Dataset rows about figures:

>> BEGIN

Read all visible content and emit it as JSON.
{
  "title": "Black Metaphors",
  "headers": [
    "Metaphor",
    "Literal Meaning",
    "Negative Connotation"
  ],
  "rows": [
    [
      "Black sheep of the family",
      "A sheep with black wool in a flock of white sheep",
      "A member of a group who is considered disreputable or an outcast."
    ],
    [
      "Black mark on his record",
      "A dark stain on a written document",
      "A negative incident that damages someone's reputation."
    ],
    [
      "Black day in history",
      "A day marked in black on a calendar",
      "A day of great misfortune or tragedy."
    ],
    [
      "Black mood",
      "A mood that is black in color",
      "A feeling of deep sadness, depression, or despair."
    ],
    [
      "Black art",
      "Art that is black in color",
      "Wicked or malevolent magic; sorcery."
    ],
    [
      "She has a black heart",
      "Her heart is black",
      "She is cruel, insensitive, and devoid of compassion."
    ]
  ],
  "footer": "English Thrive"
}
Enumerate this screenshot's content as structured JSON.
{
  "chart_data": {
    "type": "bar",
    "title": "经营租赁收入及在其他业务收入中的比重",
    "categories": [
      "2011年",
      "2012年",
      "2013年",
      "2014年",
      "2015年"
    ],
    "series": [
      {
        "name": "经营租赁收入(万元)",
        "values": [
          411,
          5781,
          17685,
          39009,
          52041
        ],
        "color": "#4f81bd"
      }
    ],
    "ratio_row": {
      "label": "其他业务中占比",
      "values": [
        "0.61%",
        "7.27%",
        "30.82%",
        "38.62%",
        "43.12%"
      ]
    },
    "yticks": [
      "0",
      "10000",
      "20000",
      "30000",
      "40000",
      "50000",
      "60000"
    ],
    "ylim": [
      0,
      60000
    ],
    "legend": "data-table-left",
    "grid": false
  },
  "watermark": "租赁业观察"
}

>> END

State how many lines of the records hold the string "sheep", and nothing else.

→ **Finished task**
2